• TO BE DONE: Retype all the entries word for word, but omit the pictures.

--------------------------------------------------

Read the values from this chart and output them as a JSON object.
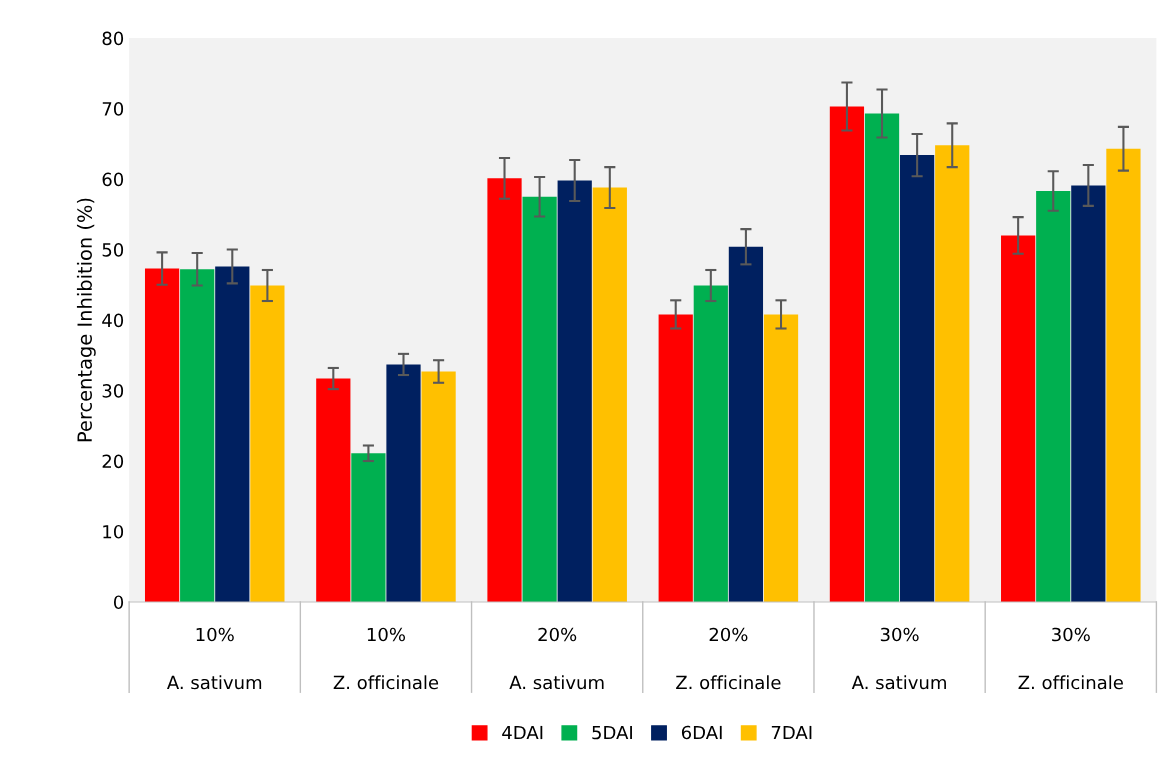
{
  "chart_data": {
    "type": "bar",
    "ylabel": "Percentage Inhibition (%)",
    "categories": [
      "10%\nA. sativum",
      "10%\nZ. officinale",
      "20%\nA. sativum",
      "20%\nZ. officinale",
      "30%\nA. sativum",
      "30%\nZ. officinale"
    ],
    "series": [
      {
        "name": "4DAI",
        "color": "#ff0000",
        "values": [
          47.3,
          31.7,
          60.1,
          40.8,
          70.3,
          52.0
        ],
        "errors": [
          2.3,
          1.5,
          2.9,
          2.0,
          3.4,
          2.6
        ]
      },
      {
        "name": "5DAI",
        "color": "#00b050",
        "values": [
          47.2,
          21.1,
          57.5,
          44.9,
          69.3,
          58.3
        ],
        "errors": [
          2.3,
          1.1,
          2.8,
          2.2,
          3.4,
          2.8
        ]
      },
      {
        "name": "6DAI",
        "color": "#002060",
        "values": [
          47.6,
          33.7,
          59.8,
          50.4,
          63.4,
          59.1
        ],
        "errors": [
          2.4,
          1.5,
          2.9,
          2.5,
          3.0,
          2.9
        ]
      },
      {
        "name": "7DAI",
        "color": "#ffc000",
        "values": [
          44.9,
          32.7,
          58.8,
          40.8,
          64.8,
          64.3
        ],
        "errors": [
          2.2,
          1.6,
          2.9,
          2.0,
          3.1,
          3.1
        ]
      }
    ],
    "ylim": [
      0,
      80
    ],
    "yticks": [
      0,
      10,
      20,
      30,
      40,
      50,
      60,
      70,
      80
    ],
    "grid": false,
    "legend": "bottom"
  }
}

--------------------------------------------------

• EXERCISE SOLUTION:
Read the values from this chart and output them as a JSON object.
{
  "chart_data": {
    "type": "bar",
    "ylabel": "Percentage Inhibition (%)",
    "categories": [
      "10%\nA. sativum",
      "10%\nZ. officinale",
      "20%\nA. sativum",
      "20%\nZ. officinale",
      "30%\nA. sativum",
      "30%\nZ. officinale"
    ],
    "series": [
      {
        "name": "4DAI",
        "color": "#ff0000",
        "values": [
          47.3,
          31.7,
          60.1,
          40.8,
          70.3,
          52.0
        ],
        "errors": [
          2.3,
          1.5,
          2.9,
          2.0,
          3.4,
          2.6
        ]
      },
      {
        "name": "5DAI",
        "color": "#00b050",
        "values": [
          47.2,
          21.1,
          57.5,
          44.9,
          69.3,
          58.3
        ],
        "errors": [
          2.3,
          1.1,
          2.8,
          2.2,
          3.4,
          2.8
        ]
      },
      {
        "name": "6DAI",
        "color": "#002060",
        "values": [
          47.6,
          33.7,
          59.8,
          50.4,
          63.4,
          59.1
        ],
        "errors": [
          2.4,
          1.5,
          2.9,
          2.5,
          3.0,
          2.9
        ]
      },
      {
        "name": "7DAI",
        "color": "#ffc000",
        "values": [
          44.9,
          32.7,
          58.8,
          40.8,
          64.8,
          64.3
        ],
        "errors": [
          2.2,
          1.6,
          2.9,
          2.0,
          3.1,
          3.1
        ]
      }
    ],
    "ylim": [
      0,
      80
    ],
    "yticks": [
      0,
      10,
      20,
      30,
      40,
      50,
      60,
      70,
      80
    ],
    "grid": false,
    "legend": "bottom"
  }
}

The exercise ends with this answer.